Task to carry out
Please transcribe the data below exactly. Leave the pictures out.

Material for the task

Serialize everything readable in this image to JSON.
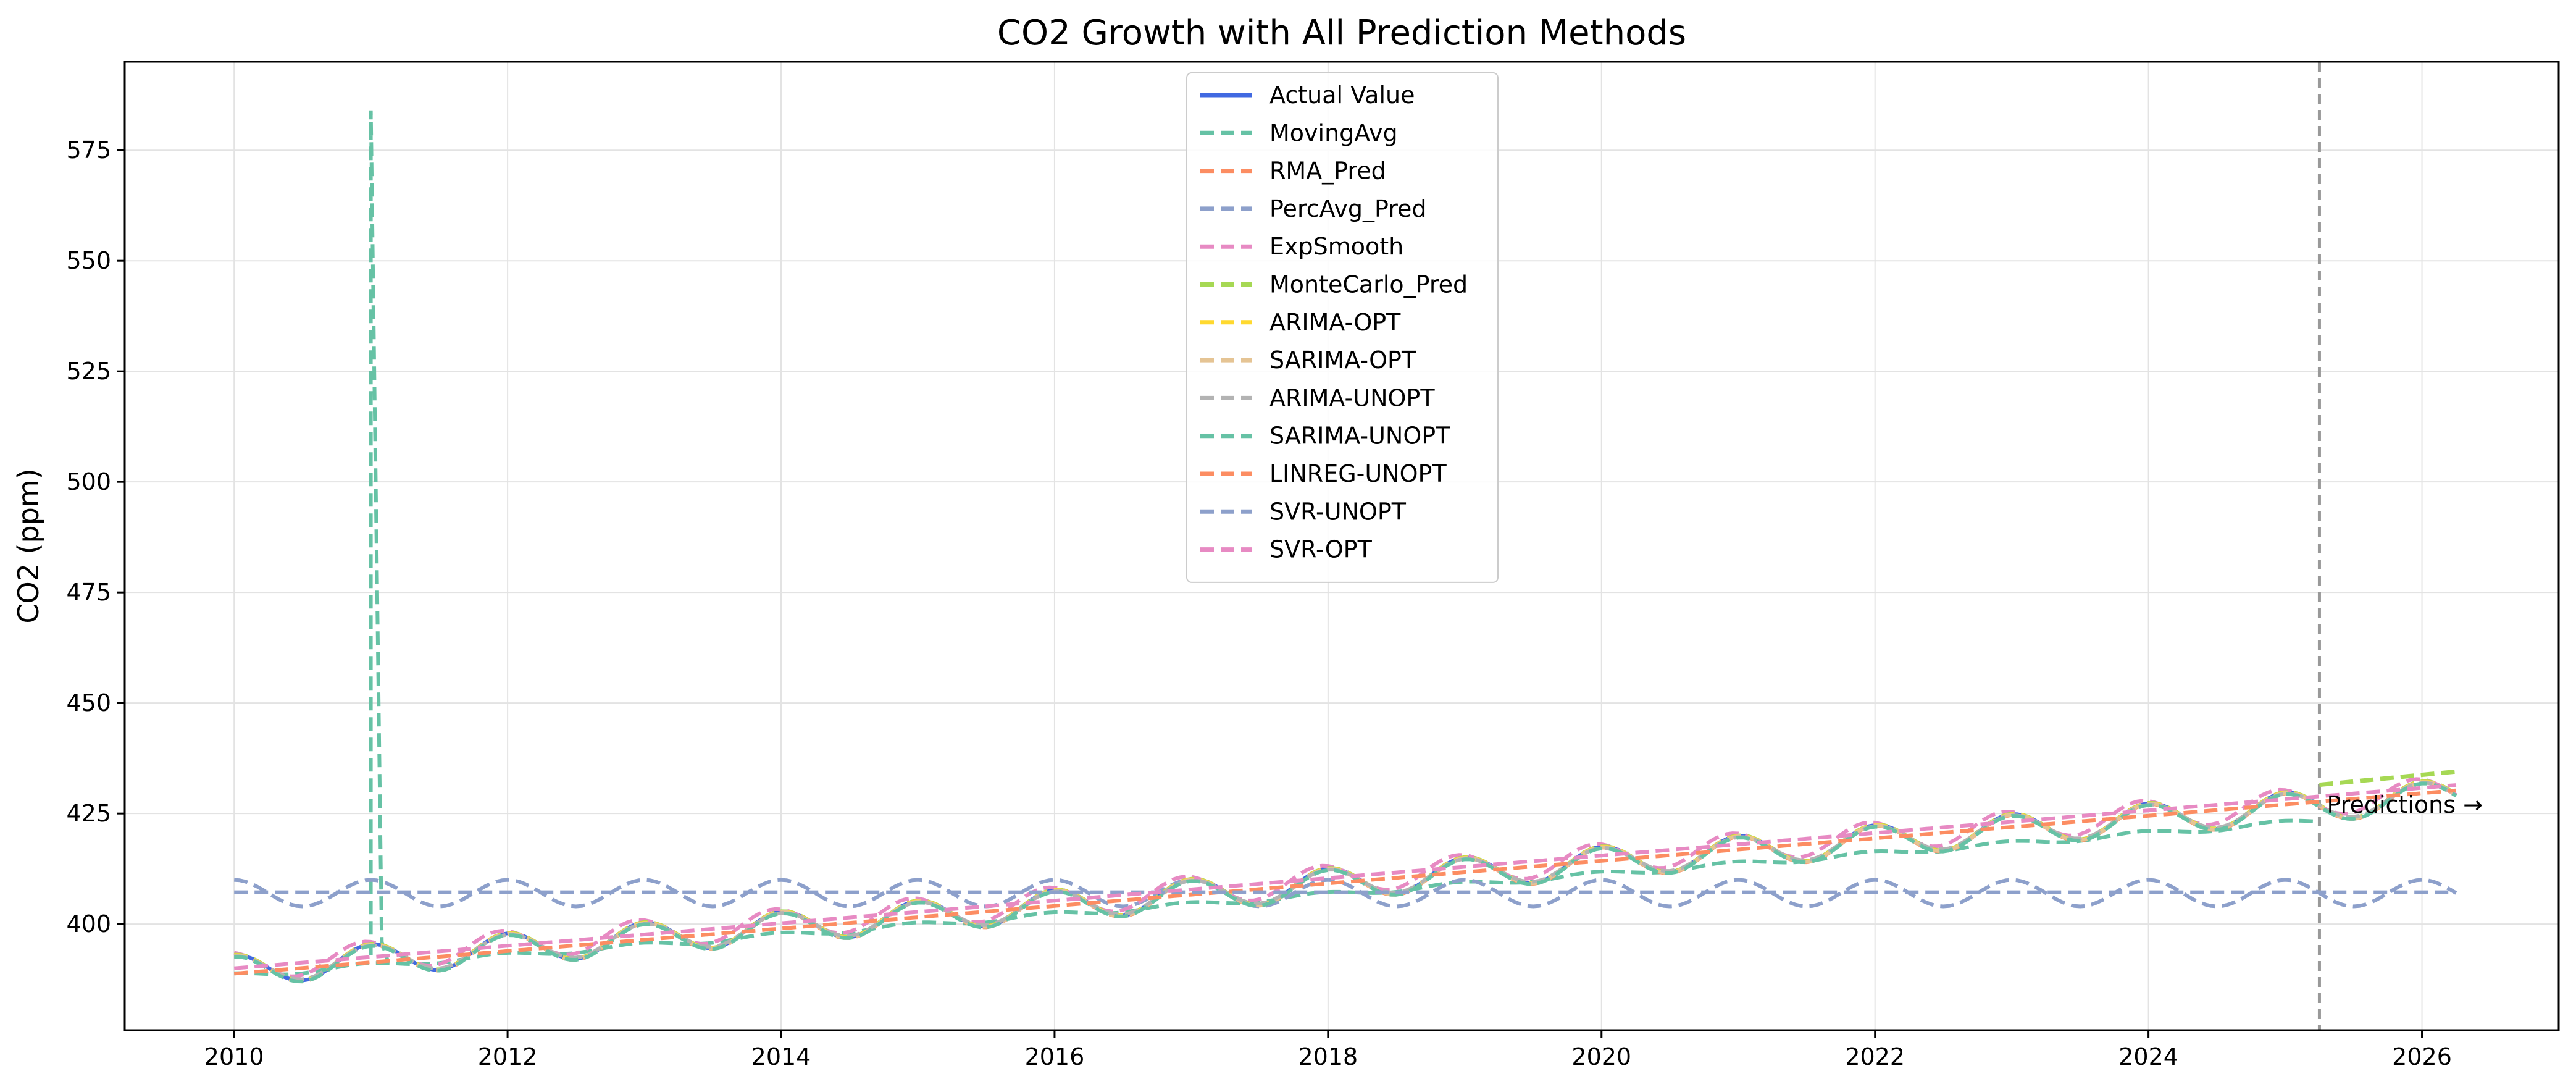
{
  "chart_data": {
    "type": "line",
    "title": "CO2 Growth with All Prediction Methods",
    "xlabel": "",
    "ylabel": "CO2 (ppm)",
    "xlim": [
      2009.2,
      2027.0
    ],
    "ylim": [
      376,
      595
    ],
    "xticks": [
      2010,
      2012,
      2014,
      2016,
      2018,
      2020,
      2022,
      2024,
      2026
    ],
    "yticks": [
      400,
      425,
      450,
      475,
      500,
      525,
      550,
      575
    ],
    "grid": true,
    "legend_position": "top-center",
    "prediction_start": 2025.25,
    "annotation": "Predictions →",
    "colors": {
      "Actual Value": "#4169e1",
      "MovingAvg": "#66c2a5",
      "RMA_Pred": "#fc8d62",
      "PercAvg_Pred": "#8da0cb",
      "ExpSmooth": "#e78ac3",
      "MonteCarlo_Pred": "#a6d854",
      "ARIMA-OPT": "#ffd92f",
      "SARIMA-OPT": "#e5c494",
      "ARIMA-UNOPT": "#b3b3b3",
      "SARIMA-UNOPT": "#66c2a5",
      "LINREG-UNOPT": "#fc8d62",
      "SVR-UNOPT": "#8da0cb",
      "SVR-OPT": "#e78ac3",
      "prediction_line": "#999999"
    },
    "series": [
      {
        "name": "Actual Value",
        "style": "solid",
        "x_start": 2010.0,
        "x_end": 2025.25,
        "model": {
          "base": 389.5,
          "slope": 2.45,
          "amp": 3.5,
          "phase": 0.25
        }
      },
      {
        "name": "MovingAvg",
        "style": "dashed",
        "x_start": 2010.0,
        "x_end": 2025.25,
        "model": {
          "base": 388.3,
          "slope": 2.3,
          "amp": 0.6,
          "phase": 0.3
        },
        "spike": {
          "x": [
            2011.0,
            2011.0,
            2011.08,
            2011.12
          ],
          "y": [
            393,
            584,
            396,
            392
          ]
        }
      },
      {
        "name": "RMA_Pred",
        "style": "dashed",
        "x_start": 2010.0,
        "x_end": 2026.25,
        "model": {
          "base": 389.3,
          "slope": 2.45,
          "amp": 3.5,
          "phase": 0.25
        }
      },
      {
        "name": "PercAvg_Pred",
        "style": "dashed",
        "x_start": 2010.0,
        "x_end": 2026.25,
        "model": {
          "base": 407.0,
          "slope": 0.0,
          "amp": 3.0,
          "phase": 0.25
        }
      },
      {
        "name": "ExpSmooth",
        "style": "dashed",
        "x_start": 2010.0,
        "x_end": 2026.25,
        "model": {
          "base": 390.4,
          "slope": 2.45,
          "amp": 3.3,
          "phase": 0.3
        }
      },
      {
        "name": "MonteCarlo_Pred",
        "style": "dashed",
        "x_start": 2010.0,
        "x_end": 2026.25,
        "model": {
          "base": 389.6,
          "slope": 2.45,
          "amp": 3.5,
          "phase": 0.25
        },
        "forecast": {
          "x": [
            2025.25,
            2026.25
          ],
          "y": [
            431.5,
            434.5
          ]
        }
      },
      {
        "name": "ARIMA-OPT",
        "style": "dashed",
        "x_start": 2010.0,
        "x_end": 2026.25,
        "model": {
          "base": 389.5,
          "slope": 2.45,
          "amp": 3.5,
          "phase": 0.25
        }
      },
      {
        "name": "SARIMA-OPT",
        "style": "dashed",
        "x_start": 2010.0,
        "x_end": 2026.25,
        "model": {
          "base": 389.4,
          "slope": 2.45,
          "amp": 3.5,
          "phase": 0.25
        }
      },
      {
        "name": "ARIMA-UNOPT",
        "style": "dashed",
        "x_start": 2010.0,
        "x_end": 2026.25,
        "model": {
          "base": 389.5,
          "slope": 2.45,
          "amp": 3.2,
          "phase": 0.25
        }
      },
      {
        "name": "SARIMA-UNOPT",
        "style": "dashed",
        "x_start": 2010.0,
        "x_end": 2026.25,
        "model": {
          "base": 389.2,
          "slope": 2.45,
          "amp": 3.4,
          "phase": 0.25
        }
      },
      {
        "name": "LINREG-UNOPT",
        "style": "dashed",
        "x_start": 2010.0,
        "x_end": 2026.25,
        "model": {
          "base": 388.8,
          "slope": 2.55,
          "amp": 0.0,
          "phase": 0.0
        }
      },
      {
        "name": "SVR-UNOPT",
        "style": "dashed",
        "x_start": 2010.0,
        "x_end": 2026.25,
        "model": {
          "base": 407.2,
          "slope": 0.0,
          "amp": 0.0,
          "phase": 0.0
        }
      },
      {
        "name": "SVR-OPT",
        "style": "dashed",
        "x_start": 2010.0,
        "x_end": 2026.25,
        "model": {
          "base": 390.0,
          "slope": 2.55,
          "amp": 0.0,
          "phase": 0.0
        }
      }
    ]
  }
}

Problem solution
Serialize everything readable in this image to JSON.
{
  "chart_data": {
    "type": "line",
    "title": "CO2 Growth with All Prediction Methods",
    "xlabel": "",
    "ylabel": "CO2 (ppm)",
    "xlim": [
      2009.2,
      2027.0
    ],
    "ylim": [
      376,
      595
    ],
    "xticks": [
      2010,
      2012,
      2014,
      2016,
      2018,
      2020,
      2022,
      2024,
      2026
    ],
    "yticks": [
      400,
      425,
      450,
      475,
      500,
      525,
      550,
      575
    ],
    "grid": true,
    "legend_position": "top-center",
    "prediction_start": 2025.25,
    "annotation": "Predictions →",
    "colors": {
      "Actual Value": "#4169e1",
      "MovingAvg": "#66c2a5",
      "RMA_Pred": "#fc8d62",
      "PercAvg_Pred": "#8da0cb",
      "ExpSmooth": "#e78ac3",
      "MonteCarlo_Pred": "#a6d854",
      "ARIMA-OPT": "#ffd92f",
      "SARIMA-OPT": "#e5c494",
      "ARIMA-UNOPT": "#b3b3b3",
      "SARIMA-UNOPT": "#66c2a5",
      "LINREG-UNOPT": "#fc8d62",
      "SVR-UNOPT": "#8da0cb",
      "SVR-OPT": "#e78ac3",
      "prediction_line": "#999999"
    },
    "series": [
      {
        "name": "Actual Value",
        "style": "solid",
        "x_start": 2010.0,
        "x_end": 2025.25,
        "model": {
          "base": 389.5,
          "slope": 2.45,
          "amp": 3.5,
          "phase": 0.25
        }
      },
      {
        "name": "MovingAvg",
        "style": "dashed",
        "x_start": 2010.0,
        "x_end": 2025.25,
        "model": {
          "base": 388.3,
          "slope": 2.3,
          "amp": 0.6,
          "phase": 0.3
        },
        "spike": {
          "x": [
            2011.0,
            2011.0,
            2011.08,
            2011.12
          ],
          "y": [
            393,
            584,
            396,
            392
          ]
        }
      },
      {
        "name": "RMA_Pred",
        "style": "dashed",
        "x_start": 2010.0,
        "x_end": 2026.25,
        "model": {
          "base": 389.3,
          "slope": 2.45,
          "amp": 3.5,
          "phase": 0.25
        }
      },
      {
        "name": "PercAvg_Pred",
        "style": "dashed",
        "x_start": 2010.0,
        "x_end": 2026.25,
        "model": {
          "base": 407.0,
          "slope": 0.0,
          "amp": 3.0,
          "phase": 0.25
        }
      },
      {
        "name": "ExpSmooth",
        "style": "dashed",
        "x_start": 2010.0,
        "x_end": 2026.25,
        "model": {
          "base": 390.4,
          "slope": 2.45,
          "amp": 3.3,
          "phase": 0.3
        }
      },
      {
        "name": "MonteCarlo_Pred",
        "style": "dashed",
        "x_start": 2010.0,
        "x_end": 2026.25,
        "model": {
          "base": 389.6,
          "slope": 2.45,
          "amp": 3.5,
          "phase": 0.25
        },
        "forecast": {
          "x": [
            2025.25,
            2026.25
          ],
          "y": [
            431.5,
            434.5
          ]
        }
      },
      {
        "name": "ARIMA-OPT",
        "style": "dashed",
        "x_start": 2010.0,
        "x_end": 2026.25,
        "model": {
          "base": 389.5,
          "slope": 2.45,
          "amp": 3.5,
          "phase": 0.25
        }
      },
      {
        "name": "SARIMA-OPT",
        "style": "dashed",
        "x_start": 2010.0,
        "x_end": 2026.25,
        "model": {
          "base": 389.4,
          "slope": 2.45,
          "amp": 3.5,
          "phase": 0.25
        }
      },
      {
        "name": "ARIMA-UNOPT",
        "style": "dashed",
        "x_start": 2010.0,
        "x_end": 2026.25,
        "model": {
          "base": 389.5,
          "slope": 2.45,
          "amp": 3.2,
          "phase": 0.25
        }
      },
      {
        "name": "SARIMA-UNOPT",
        "style": "dashed",
        "x_start": 2010.0,
        "x_end": 2026.25,
        "model": {
          "base": 389.2,
          "slope": 2.45,
          "amp": 3.4,
          "phase": 0.25
        }
      },
      {
        "name": "LINREG-UNOPT",
        "style": "dashed",
        "x_start": 2010.0,
        "x_end": 2026.25,
        "model": {
          "base": 388.8,
          "slope": 2.55,
          "amp": 0.0,
          "phase": 0.0
        }
      },
      {
        "name": "SVR-UNOPT",
        "style": "dashed",
        "x_start": 2010.0,
        "x_end": 2026.25,
        "model": {
          "base": 407.2,
          "slope": 0.0,
          "amp": 0.0,
          "phase": 0.0
        }
      },
      {
        "name": "SVR-OPT",
        "style": "dashed",
        "x_start": 2010.0,
        "x_end": 2026.25,
        "model": {
          "base": 390.0,
          "slope": 2.55,
          "amp": 0.0,
          "phase": 0.0
        }
      }
    ]
  }
}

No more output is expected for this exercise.